Data

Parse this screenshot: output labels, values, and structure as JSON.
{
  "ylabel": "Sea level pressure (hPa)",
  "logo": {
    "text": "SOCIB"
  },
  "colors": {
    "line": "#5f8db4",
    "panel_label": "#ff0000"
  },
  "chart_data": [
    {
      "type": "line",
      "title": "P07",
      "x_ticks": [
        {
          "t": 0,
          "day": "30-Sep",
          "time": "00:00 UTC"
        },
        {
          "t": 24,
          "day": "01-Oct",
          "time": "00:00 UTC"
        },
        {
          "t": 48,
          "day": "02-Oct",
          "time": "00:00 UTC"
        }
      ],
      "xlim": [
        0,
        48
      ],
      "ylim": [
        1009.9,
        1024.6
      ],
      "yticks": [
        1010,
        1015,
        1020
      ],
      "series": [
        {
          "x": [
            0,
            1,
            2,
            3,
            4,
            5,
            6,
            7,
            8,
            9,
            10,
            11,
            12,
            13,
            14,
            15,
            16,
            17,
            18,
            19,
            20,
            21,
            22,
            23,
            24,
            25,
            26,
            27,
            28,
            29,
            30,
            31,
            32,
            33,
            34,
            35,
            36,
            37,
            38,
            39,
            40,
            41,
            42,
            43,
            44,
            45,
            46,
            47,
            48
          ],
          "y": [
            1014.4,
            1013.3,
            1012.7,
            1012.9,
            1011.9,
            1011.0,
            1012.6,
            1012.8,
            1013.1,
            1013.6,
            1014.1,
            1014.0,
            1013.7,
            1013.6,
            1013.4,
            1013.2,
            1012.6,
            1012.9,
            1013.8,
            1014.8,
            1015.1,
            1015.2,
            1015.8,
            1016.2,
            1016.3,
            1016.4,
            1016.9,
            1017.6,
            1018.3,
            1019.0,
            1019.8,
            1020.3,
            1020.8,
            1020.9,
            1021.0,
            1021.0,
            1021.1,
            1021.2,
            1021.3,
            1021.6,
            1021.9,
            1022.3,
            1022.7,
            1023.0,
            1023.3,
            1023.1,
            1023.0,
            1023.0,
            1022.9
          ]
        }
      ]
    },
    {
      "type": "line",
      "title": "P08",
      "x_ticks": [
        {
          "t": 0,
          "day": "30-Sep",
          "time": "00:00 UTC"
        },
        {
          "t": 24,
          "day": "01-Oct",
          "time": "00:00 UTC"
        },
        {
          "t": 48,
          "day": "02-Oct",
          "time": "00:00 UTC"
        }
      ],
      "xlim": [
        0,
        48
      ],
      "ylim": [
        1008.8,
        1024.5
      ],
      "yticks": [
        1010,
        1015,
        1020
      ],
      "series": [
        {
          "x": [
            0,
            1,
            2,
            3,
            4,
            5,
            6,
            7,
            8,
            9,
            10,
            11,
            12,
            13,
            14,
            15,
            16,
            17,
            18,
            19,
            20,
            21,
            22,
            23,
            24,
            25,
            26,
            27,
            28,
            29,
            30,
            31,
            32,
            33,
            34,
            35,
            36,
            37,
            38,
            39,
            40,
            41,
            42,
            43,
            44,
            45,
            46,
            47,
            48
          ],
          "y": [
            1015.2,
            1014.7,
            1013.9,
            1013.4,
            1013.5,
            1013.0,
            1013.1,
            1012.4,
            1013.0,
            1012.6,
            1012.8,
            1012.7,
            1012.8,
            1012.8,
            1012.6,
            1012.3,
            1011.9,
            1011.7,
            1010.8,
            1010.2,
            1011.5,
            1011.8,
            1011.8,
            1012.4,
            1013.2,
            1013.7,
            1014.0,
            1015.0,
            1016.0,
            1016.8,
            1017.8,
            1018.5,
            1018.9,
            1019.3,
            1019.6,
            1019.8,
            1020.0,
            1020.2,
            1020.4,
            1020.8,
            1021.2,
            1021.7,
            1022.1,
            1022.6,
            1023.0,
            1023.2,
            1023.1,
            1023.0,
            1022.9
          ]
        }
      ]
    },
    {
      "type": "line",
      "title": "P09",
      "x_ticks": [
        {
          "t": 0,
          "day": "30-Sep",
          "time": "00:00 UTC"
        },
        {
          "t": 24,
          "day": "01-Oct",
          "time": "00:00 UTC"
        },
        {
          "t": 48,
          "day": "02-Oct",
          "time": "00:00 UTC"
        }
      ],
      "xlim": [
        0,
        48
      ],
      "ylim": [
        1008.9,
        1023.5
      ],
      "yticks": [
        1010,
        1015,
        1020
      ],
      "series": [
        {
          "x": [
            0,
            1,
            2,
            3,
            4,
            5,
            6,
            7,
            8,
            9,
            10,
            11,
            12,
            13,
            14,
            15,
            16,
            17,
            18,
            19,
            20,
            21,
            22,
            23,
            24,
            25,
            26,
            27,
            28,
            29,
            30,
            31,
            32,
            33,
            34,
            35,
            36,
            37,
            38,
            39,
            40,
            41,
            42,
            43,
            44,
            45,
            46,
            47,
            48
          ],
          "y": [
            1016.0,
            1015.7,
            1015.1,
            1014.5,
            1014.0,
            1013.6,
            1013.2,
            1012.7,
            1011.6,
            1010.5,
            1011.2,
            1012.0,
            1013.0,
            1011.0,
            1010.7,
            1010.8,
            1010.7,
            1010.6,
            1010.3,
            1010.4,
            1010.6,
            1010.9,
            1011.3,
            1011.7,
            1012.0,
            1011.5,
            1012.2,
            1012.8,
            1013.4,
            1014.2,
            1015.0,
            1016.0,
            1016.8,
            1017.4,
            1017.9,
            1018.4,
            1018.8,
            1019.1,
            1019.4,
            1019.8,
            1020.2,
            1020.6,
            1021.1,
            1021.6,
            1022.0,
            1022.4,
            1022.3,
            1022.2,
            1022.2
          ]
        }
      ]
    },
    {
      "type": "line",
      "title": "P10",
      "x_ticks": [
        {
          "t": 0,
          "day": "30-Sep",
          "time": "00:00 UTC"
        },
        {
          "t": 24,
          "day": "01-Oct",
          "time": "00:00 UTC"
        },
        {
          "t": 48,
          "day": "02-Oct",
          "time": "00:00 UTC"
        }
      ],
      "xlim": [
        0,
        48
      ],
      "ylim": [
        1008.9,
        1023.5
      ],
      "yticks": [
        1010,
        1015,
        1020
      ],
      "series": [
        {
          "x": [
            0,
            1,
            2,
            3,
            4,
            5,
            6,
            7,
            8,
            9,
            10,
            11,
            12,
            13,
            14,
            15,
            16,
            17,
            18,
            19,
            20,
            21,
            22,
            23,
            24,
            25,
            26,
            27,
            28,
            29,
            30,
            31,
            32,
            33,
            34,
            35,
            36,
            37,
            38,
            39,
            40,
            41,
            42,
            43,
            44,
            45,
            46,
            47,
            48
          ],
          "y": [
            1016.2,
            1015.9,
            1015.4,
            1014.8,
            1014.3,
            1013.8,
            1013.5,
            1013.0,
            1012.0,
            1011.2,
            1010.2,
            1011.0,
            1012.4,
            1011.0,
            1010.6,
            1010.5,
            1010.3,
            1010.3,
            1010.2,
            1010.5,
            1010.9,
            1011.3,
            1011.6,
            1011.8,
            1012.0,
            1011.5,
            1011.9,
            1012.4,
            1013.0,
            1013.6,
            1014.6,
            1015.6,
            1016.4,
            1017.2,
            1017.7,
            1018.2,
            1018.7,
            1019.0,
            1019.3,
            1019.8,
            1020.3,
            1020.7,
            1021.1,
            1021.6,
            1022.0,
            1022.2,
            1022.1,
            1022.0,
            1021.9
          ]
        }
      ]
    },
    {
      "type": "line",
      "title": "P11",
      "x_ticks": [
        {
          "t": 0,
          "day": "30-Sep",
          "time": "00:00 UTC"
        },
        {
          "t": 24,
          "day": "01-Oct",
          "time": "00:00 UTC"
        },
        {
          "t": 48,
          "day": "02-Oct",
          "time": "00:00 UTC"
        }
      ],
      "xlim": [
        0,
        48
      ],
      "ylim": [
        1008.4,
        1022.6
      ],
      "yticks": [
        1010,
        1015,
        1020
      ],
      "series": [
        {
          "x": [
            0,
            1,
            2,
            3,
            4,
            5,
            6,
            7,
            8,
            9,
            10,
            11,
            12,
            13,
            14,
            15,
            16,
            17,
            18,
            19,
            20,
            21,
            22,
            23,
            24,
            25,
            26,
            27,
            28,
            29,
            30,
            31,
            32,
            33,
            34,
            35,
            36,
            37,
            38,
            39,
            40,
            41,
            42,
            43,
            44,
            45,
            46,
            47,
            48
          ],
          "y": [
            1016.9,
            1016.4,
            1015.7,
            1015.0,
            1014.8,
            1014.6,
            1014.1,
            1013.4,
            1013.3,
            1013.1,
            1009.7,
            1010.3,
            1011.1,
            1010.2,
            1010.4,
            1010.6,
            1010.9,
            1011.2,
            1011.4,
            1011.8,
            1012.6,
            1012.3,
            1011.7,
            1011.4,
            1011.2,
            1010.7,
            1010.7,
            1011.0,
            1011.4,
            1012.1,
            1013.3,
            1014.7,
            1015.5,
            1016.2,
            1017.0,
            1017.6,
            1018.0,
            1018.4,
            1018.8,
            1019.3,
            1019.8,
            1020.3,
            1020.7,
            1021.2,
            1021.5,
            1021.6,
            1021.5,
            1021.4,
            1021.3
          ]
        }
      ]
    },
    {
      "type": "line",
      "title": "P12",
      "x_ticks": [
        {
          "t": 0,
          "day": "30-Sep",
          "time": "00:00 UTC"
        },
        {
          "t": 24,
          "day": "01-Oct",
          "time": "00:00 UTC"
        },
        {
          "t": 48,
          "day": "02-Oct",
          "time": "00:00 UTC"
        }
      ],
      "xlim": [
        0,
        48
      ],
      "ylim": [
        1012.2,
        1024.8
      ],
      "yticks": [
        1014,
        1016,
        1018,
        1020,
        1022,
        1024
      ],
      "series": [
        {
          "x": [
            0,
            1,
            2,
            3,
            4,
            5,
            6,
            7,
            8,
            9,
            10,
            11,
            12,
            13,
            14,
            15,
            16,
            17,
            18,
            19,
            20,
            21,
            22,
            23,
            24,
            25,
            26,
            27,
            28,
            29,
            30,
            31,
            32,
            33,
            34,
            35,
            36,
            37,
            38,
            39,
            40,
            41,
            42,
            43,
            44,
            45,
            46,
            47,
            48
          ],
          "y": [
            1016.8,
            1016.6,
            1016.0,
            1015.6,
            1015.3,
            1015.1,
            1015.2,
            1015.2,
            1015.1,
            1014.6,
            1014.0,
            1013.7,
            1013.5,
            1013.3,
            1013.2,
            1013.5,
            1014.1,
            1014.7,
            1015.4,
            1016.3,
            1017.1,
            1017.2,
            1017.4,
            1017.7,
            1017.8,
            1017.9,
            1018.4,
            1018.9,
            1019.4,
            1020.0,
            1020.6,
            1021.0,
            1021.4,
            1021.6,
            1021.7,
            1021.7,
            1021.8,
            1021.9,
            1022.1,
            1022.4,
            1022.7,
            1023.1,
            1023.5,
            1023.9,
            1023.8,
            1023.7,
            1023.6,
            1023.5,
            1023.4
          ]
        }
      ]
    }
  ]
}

Written exercise
In the entries above, count each line with "title"; reply with the total only.

Output for this task
6